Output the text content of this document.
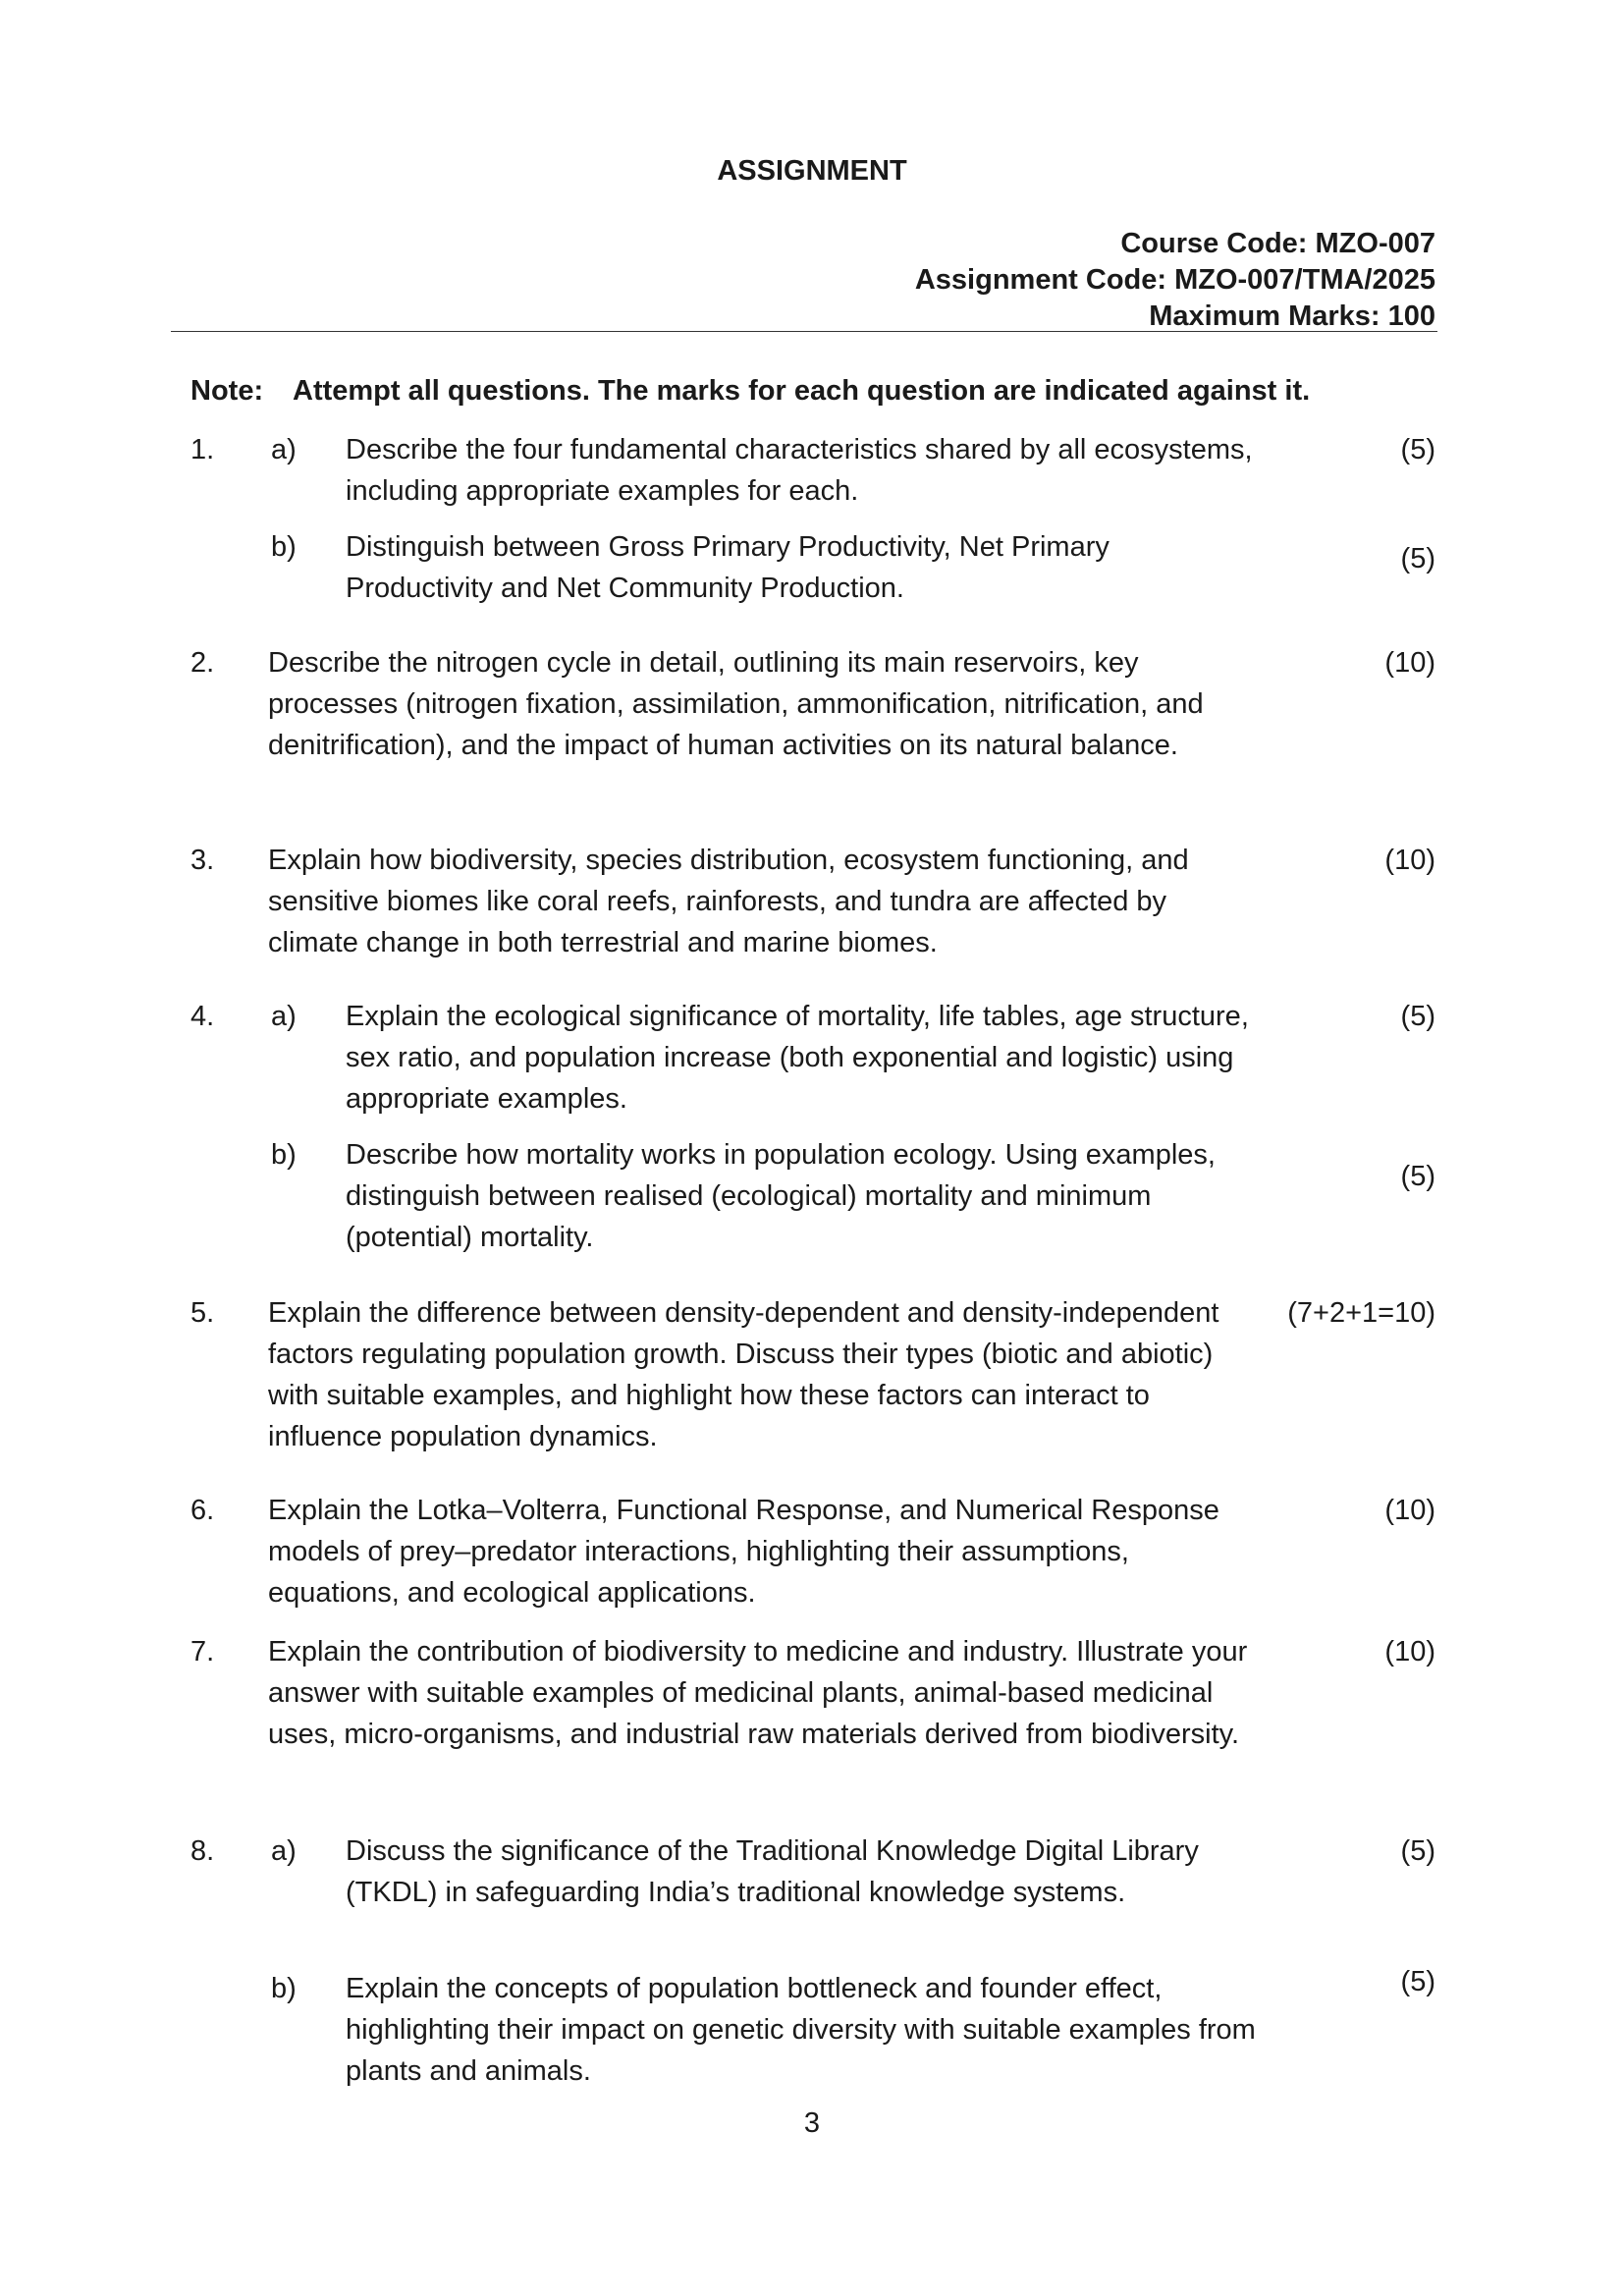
ASSIGNMENT
Course Code: MZO-007
Assignment Code: MZO-007/TMA/2025
Maximum Marks: 100
Note: Attempt all questions. The marks for each question are indicated against it.
1. a) Describe the four fundamental characteristics shared by all ecosystems, including appropriate examples for each.
(5)
b) Distinguish between Gross Primary Productivity, Net Primary Productivity and Net Community Production.
(5)
2. Describe the nitrogen cycle in detail, outlining its main reservoirs, key processes (nitrogen fixation, assimilation, ammonification, nitrification, and denitrification), and the impact of human activities on its natural balance.
(10)
3. Explain how biodiversity, species distribution, ecosystem functioning, and sensitive biomes like coral reefs, rainforests, and tundra are affected by climate change in both terrestrial and marine biomes.
(10)
4. a) Explain the ecological significance of mortality, life tables, age structure, sex ratio, and population increase (both exponential and logistic) using appropriate examples.
(5)
b) Describe how mortality works in population ecology. Using examples, distinguish between realised (ecological) mortality and minimum (potential) mortality.
(5)
5. Explain the difference between density-dependent and density-independent factors regulating population growth. Discuss their types (biotic and abiotic) with suitable examples, and highlight how these factors can interact to influence population dynamics.
(7+2+1=10)
6. Explain the Lotka–Volterra, Functional Response, and Numerical Response models of prey–predator interactions, highlighting their assumptions, equations, and ecological applications.
(10)
7. Explain the contribution of biodiversity to medicine and industry. Illustrate your answer with suitable examples of medicinal plants, animal-based medicinal uses, micro-organisms, and industrial raw materials derived from biodiversity.
(10)
8. a) Discuss the significance of the Traditional Knowledge Digital Library (TKDL) in safeguarding India’s traditional knowledge systems.
(5)
b) Explain the concepts of population bottleneck and founder effect, highlighting their impact on genetic diversity with suitable examples from plants and animals.
(5)
3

───

### INSTRUCTIONS TO FOLLOW
Show every line where the string "each" appears.

### SOLUTION
Note: Attempt all questions. The marks for each question are indicated against it.
1. a) Describe the four fundamental characteristics shared by all ecosystems, including appropriate examples for each.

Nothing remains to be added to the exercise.